Aim of the task: Your task is to copy every line of this material exactly.

Material provided:

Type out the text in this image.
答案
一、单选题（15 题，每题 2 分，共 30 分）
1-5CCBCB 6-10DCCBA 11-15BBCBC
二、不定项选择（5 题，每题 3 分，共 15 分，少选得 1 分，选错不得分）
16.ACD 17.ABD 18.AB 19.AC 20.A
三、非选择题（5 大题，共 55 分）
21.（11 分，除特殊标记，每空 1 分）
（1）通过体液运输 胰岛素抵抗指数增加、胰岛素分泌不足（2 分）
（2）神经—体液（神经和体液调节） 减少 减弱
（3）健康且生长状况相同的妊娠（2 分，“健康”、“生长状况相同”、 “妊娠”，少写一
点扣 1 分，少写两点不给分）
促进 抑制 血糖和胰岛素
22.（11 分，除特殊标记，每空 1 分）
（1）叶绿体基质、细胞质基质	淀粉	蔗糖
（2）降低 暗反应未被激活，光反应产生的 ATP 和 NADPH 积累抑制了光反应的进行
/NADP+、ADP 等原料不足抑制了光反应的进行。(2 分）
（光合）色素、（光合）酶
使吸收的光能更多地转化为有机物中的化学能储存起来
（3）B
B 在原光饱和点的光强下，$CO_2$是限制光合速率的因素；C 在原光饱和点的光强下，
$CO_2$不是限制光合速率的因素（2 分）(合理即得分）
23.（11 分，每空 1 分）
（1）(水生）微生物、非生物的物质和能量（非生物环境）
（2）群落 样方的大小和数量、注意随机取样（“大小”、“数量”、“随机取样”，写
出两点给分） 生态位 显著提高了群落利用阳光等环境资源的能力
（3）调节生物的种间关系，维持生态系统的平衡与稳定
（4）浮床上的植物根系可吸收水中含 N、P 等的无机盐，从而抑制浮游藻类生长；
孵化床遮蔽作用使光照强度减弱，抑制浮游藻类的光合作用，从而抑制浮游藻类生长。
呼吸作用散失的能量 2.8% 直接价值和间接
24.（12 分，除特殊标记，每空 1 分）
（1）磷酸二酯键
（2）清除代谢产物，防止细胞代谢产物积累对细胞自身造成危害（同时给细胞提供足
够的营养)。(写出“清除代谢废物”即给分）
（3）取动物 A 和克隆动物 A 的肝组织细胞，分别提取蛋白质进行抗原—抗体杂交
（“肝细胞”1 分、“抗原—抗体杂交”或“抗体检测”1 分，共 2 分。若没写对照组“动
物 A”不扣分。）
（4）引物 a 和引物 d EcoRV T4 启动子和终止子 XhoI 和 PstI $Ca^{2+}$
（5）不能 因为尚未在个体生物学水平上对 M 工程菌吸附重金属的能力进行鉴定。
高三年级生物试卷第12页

Written solution:
Type out the text in this image.
答案
一、单选题（15 题，每题 2 分，共 30 分）
1-5CCBCB 6-10DCCBA 11-15BBCBC
二、不定项选择（5 题，每题 3 分，共 15 分，少选得 1 分，选错不得分）
16.ACD 17.ABD 18.AB 19.AC 20.A
三、非选择题（5 大题，共 55 分）
21.（11 分，除特殊标记，每空 1 分）
（1）通过体液运输 胰岛素抵抗指数增加、胰岛素分泌不足（2 分）
（2）神经—体液（神经和体液调节） 减少 减弱
（3）健康且生长状况相同的妊娠（2 分，“健康”、“生长状况相同”、 “妊娠”，少写一
点扣 1 分，少写两点不给分）
促进 抑制 血糖和胰岛素
22.（11 分，除特殊标记，每空 1 分）
（1）叶绿体基质、细胞质基质	淀粉	蔗糖
（2）降低 暗反应未被激活，光反应产生的 ATP 和 NADPH 积累抑制了光反应的进行
/NADP+、ADP 等原料不足抑制了光反应的进行。(2 分）
（光合）色素、（光合）酶
使吸收的光能更多地转化为有机物中的化学能储存起来
（3）B
B 在原光饱和点的光强下，$CO_2$是限制光合速率的因素；C 在原光饱和点的光强下，
$CO_2$不是限制光合速率的因素（2 分）(合理即得分）
23.（11 分，每空 1 分）
（1）(水生）微生物、非生物的物质和能量（非生物环境）
（2）群落 样方的大小和数量、注意随机取样（“大小”、“数量”、“随机取样”，写
出两点给分） 生态位 显著提高了群落利用阳光等环境资源的能力
（3）调节生物的种间关系，维持生态系统的平衡与稳定
（4）浮床上的植物根系可吸收水中含 N、P 等的无机盐，从而抑制浮游藻类生长；
孵化床遮蔽作用使光照强度减弱，抑制浮游藻类的光合作用，从而抑制浮游藻类生长。
呼吸作用散失的能量 2.8% 直接价值和间接
24.（12 分，除特殊标记，每空 1 分）
（1）磷酸二酯键
（2）清除代谢产物，防止细胞代谢产物积累对细胞自身造成危害（同时给细胞提供足
够的营养)。(写出“清除代谢废物”即给分）
（3）取动物 A 和克隆动物 A 的肝组织细胞，分别提取蛋白质进行抗原—抗体杂交
（“肝细胞”1 分、“抗原—抗体杂交”或“抗体检测”1 分，共 2 分。若没写对照组“动
物 A”不扣分。）
（4）引物 a 和引物 d EcoRV T4 启动子和终止子 XhoI 和 PstI $Ca^{2+}$
（5）不能 因为尚未在个体生物学水平上对 M 工程菌吸附重金属的能力进行鉴定。
高三年级生物试卷第12页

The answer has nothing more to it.